Start of Given data
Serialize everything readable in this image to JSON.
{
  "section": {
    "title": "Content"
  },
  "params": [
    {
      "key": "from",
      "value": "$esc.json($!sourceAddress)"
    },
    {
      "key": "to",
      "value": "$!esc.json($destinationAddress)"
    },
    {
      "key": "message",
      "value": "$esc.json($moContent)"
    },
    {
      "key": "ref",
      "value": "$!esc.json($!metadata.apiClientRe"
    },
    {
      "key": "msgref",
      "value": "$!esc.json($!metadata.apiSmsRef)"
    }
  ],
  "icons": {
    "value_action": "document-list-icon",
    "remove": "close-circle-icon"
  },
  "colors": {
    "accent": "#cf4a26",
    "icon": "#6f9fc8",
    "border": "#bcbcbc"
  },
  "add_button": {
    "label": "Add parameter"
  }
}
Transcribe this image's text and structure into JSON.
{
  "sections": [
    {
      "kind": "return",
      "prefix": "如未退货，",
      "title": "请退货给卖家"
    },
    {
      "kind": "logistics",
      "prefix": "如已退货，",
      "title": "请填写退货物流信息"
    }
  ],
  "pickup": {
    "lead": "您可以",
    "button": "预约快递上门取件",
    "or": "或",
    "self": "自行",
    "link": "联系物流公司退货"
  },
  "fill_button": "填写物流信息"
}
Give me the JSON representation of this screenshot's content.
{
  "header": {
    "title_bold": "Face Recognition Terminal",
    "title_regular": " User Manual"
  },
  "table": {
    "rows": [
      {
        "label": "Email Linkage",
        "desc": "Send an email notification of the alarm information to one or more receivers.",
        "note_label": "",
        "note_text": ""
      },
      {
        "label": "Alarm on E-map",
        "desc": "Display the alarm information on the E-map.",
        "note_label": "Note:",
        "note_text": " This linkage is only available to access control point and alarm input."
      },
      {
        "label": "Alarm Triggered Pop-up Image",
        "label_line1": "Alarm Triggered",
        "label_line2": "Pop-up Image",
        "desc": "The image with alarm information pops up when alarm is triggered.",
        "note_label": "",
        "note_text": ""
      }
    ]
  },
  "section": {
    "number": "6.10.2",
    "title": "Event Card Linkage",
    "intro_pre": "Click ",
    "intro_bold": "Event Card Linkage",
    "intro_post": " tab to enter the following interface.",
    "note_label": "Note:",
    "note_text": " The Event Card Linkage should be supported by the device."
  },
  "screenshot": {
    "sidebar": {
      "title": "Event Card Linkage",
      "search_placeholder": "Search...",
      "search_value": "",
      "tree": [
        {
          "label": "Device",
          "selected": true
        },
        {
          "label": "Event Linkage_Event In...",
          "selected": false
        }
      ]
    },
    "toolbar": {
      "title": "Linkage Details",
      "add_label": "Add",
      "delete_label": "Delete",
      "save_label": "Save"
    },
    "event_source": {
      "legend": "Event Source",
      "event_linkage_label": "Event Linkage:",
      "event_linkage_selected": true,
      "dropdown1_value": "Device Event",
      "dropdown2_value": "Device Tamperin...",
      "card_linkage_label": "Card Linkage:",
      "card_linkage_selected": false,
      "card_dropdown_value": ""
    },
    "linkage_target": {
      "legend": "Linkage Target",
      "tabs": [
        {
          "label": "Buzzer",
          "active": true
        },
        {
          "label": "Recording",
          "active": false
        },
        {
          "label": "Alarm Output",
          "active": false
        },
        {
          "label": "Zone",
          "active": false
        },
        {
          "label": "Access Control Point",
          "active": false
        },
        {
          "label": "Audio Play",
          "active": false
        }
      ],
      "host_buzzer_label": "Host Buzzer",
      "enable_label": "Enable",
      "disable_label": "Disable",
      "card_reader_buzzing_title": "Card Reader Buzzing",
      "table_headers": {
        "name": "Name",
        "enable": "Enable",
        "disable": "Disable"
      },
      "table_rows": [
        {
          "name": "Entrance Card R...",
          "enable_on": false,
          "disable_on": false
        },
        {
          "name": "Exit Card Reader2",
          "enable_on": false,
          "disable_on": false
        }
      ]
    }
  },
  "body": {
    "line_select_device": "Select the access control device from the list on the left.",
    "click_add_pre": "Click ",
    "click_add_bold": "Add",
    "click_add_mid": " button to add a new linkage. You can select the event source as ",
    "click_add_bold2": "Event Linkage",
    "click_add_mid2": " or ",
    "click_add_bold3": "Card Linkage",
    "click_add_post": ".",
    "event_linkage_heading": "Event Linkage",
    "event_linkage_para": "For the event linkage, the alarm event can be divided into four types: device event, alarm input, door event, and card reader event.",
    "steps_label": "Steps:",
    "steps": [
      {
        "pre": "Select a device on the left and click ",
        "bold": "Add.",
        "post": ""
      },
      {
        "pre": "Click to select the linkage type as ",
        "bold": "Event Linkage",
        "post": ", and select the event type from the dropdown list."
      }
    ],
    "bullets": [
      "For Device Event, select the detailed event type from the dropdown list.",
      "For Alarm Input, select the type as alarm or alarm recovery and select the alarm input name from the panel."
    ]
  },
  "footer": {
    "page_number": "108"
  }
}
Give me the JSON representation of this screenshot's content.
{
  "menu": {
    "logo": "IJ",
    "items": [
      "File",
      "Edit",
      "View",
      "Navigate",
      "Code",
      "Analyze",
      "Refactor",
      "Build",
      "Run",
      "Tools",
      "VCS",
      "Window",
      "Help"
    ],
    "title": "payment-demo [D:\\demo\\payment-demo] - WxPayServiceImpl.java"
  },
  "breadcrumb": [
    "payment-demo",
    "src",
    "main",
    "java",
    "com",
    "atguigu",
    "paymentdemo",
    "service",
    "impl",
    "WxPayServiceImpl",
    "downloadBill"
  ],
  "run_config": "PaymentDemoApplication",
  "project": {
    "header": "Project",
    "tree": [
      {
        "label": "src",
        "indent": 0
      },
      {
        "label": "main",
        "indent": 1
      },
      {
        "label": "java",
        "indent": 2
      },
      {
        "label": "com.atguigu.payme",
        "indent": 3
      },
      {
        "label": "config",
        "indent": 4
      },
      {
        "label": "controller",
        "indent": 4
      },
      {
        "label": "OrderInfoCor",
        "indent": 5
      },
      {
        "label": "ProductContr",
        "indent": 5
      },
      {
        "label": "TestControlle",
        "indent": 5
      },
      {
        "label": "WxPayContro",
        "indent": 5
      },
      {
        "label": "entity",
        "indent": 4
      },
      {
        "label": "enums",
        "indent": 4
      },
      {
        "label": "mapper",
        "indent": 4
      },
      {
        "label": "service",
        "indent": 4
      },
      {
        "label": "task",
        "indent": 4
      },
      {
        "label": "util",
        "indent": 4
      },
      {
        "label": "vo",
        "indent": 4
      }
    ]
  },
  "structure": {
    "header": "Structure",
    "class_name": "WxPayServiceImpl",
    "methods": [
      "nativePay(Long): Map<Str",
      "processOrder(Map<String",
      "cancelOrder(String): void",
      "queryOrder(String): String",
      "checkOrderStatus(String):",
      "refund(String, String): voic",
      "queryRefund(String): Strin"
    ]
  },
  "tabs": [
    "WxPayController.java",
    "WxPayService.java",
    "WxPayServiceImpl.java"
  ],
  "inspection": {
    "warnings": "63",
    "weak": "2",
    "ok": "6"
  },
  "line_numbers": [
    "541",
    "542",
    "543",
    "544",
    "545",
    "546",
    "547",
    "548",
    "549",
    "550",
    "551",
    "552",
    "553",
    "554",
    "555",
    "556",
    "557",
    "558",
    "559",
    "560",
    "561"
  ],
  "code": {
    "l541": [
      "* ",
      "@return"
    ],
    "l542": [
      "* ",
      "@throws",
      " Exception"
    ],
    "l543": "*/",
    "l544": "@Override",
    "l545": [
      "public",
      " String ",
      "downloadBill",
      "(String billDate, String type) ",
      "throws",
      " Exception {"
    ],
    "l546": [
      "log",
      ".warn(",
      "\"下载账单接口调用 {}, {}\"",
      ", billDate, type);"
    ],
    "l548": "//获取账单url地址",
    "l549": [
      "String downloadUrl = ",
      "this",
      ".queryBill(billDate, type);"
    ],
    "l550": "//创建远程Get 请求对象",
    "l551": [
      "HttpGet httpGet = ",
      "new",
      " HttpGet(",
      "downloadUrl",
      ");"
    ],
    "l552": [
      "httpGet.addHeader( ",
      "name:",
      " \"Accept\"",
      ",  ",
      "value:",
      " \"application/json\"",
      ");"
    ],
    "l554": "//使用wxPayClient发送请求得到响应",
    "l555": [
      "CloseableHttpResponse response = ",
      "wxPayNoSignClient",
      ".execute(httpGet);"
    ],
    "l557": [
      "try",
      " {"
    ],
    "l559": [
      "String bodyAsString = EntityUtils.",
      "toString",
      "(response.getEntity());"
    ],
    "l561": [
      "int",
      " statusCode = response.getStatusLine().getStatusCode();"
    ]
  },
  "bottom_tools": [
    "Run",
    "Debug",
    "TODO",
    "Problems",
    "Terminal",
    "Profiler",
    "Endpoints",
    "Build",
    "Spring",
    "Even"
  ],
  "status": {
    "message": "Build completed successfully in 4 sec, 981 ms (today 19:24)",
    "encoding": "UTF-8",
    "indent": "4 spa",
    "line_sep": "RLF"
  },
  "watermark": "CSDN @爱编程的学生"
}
End of Given data
Problem requirements -> Select the lines from the entries that include the word "Terminal".

Correct output ->
    "title_bold": "Face Recognition Terminal",
    "Terminal",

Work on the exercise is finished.